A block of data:
-------------------------
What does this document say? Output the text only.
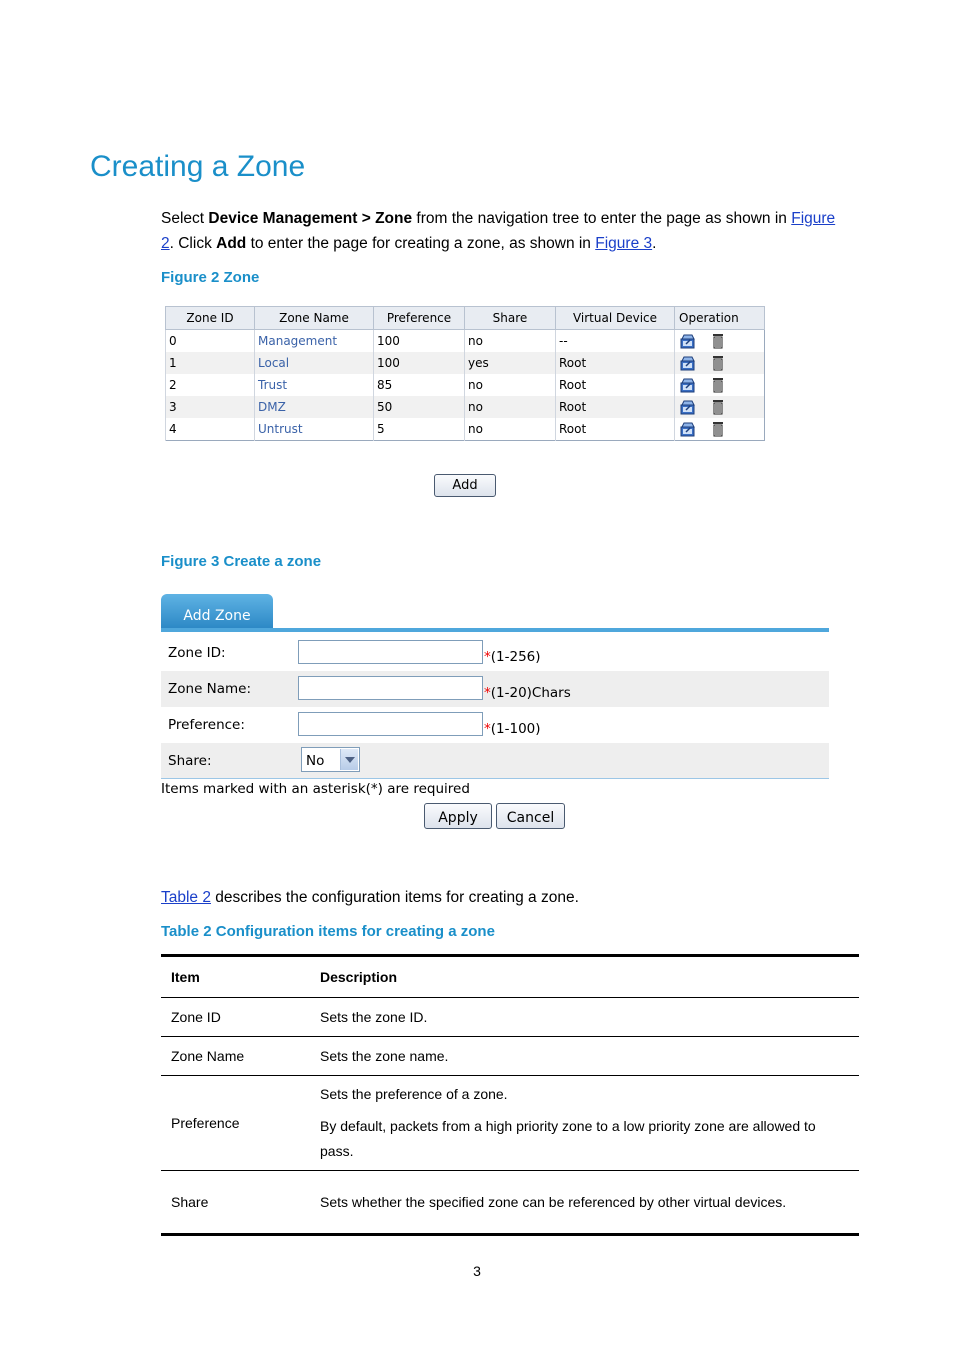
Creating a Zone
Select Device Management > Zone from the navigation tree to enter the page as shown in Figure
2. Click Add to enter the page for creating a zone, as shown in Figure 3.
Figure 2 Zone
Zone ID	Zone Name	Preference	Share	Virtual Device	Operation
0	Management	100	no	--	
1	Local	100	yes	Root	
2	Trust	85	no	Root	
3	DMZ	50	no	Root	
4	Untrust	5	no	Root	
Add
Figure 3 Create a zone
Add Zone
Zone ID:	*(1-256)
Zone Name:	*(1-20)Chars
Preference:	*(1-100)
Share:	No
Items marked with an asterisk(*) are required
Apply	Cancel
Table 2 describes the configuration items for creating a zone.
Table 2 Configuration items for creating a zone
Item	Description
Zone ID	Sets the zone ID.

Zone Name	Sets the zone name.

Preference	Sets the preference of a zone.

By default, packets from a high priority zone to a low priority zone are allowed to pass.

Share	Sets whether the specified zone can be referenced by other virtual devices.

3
-------------------------
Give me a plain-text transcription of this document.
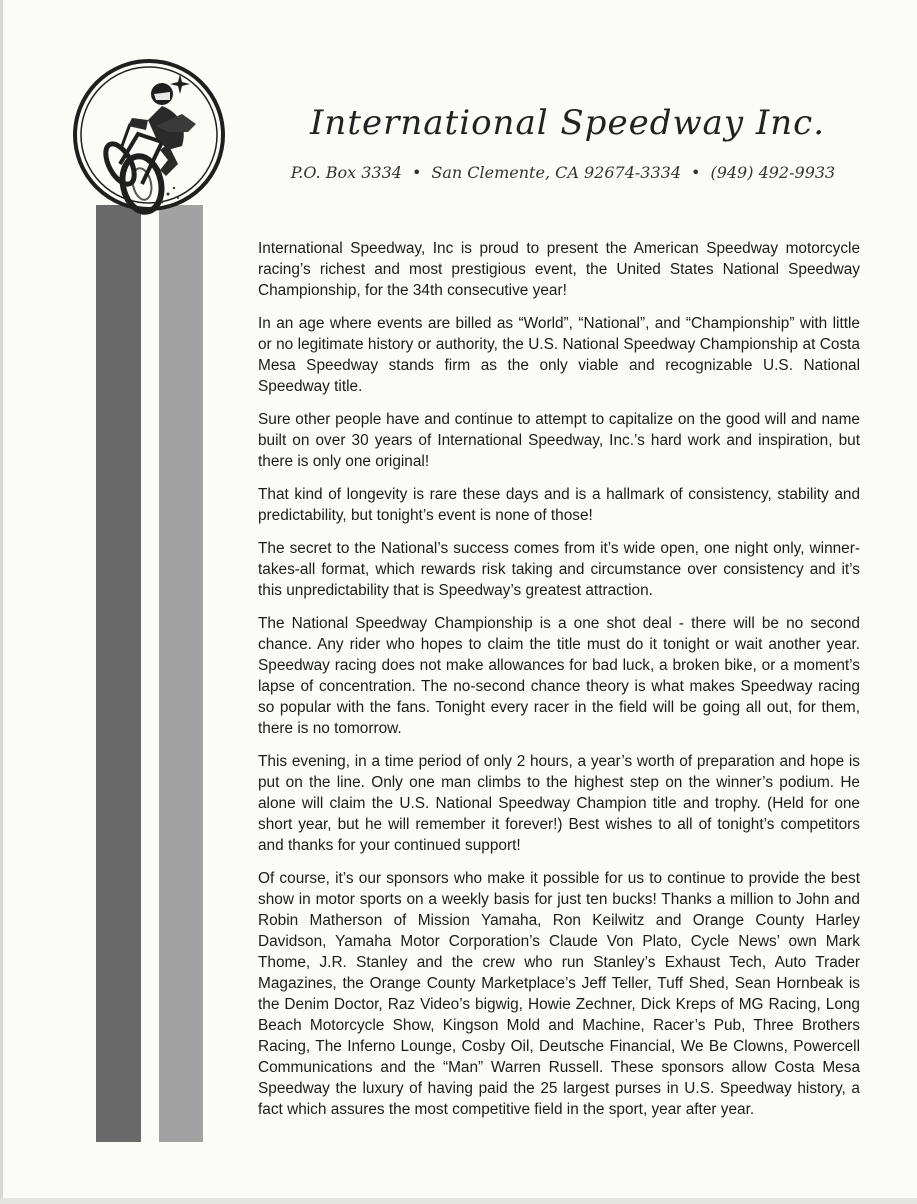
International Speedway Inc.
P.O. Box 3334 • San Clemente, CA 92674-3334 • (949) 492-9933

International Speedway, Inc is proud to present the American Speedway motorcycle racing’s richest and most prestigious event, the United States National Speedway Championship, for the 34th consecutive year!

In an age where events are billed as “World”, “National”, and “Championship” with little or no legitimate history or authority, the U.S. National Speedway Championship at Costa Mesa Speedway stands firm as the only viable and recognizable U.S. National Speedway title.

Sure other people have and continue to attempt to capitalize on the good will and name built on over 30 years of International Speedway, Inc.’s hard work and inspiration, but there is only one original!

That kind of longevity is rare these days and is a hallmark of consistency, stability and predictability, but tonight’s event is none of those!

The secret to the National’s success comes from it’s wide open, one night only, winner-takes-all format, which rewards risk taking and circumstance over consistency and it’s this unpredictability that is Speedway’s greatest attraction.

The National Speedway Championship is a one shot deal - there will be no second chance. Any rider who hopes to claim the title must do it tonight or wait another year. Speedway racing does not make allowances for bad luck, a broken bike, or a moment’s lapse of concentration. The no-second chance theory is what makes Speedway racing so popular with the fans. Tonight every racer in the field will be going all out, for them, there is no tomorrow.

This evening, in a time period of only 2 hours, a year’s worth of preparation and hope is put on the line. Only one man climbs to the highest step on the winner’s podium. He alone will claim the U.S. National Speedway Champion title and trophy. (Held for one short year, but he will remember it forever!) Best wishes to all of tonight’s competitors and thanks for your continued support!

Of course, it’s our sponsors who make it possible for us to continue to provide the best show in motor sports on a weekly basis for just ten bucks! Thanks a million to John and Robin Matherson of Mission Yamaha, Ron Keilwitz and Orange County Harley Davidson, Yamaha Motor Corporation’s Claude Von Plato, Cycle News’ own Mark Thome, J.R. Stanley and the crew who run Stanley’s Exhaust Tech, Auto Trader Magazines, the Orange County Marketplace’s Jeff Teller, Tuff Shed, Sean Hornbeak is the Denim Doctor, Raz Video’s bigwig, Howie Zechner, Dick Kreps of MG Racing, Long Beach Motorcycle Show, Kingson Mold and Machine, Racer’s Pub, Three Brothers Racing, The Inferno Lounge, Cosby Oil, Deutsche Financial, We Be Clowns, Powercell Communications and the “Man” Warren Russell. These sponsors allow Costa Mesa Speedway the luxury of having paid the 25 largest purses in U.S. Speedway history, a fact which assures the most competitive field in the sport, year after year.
-------------------------
What to produce.
The lines to collect are those holding the string "winner"; copy them all.

Solution.
The secret to the National’s success comes from it’s wide open, one night only, winner-takes-all format, which rewards risk taking and circumstance over consistency and it’s this unpredictability that is Speedway’s greatest attraction.
This evening, in a time period of only 2 hours, a year’s worth of preparation and hope is put on the line. Only one man climbs to the highest step on the winner’s podium. He alone will claim the U.S. National Speedway Champion title and trophy. (Held for one short year, but he will remember it forever!) Best wishes to all of tonight’s competitors and thanks for your continued support!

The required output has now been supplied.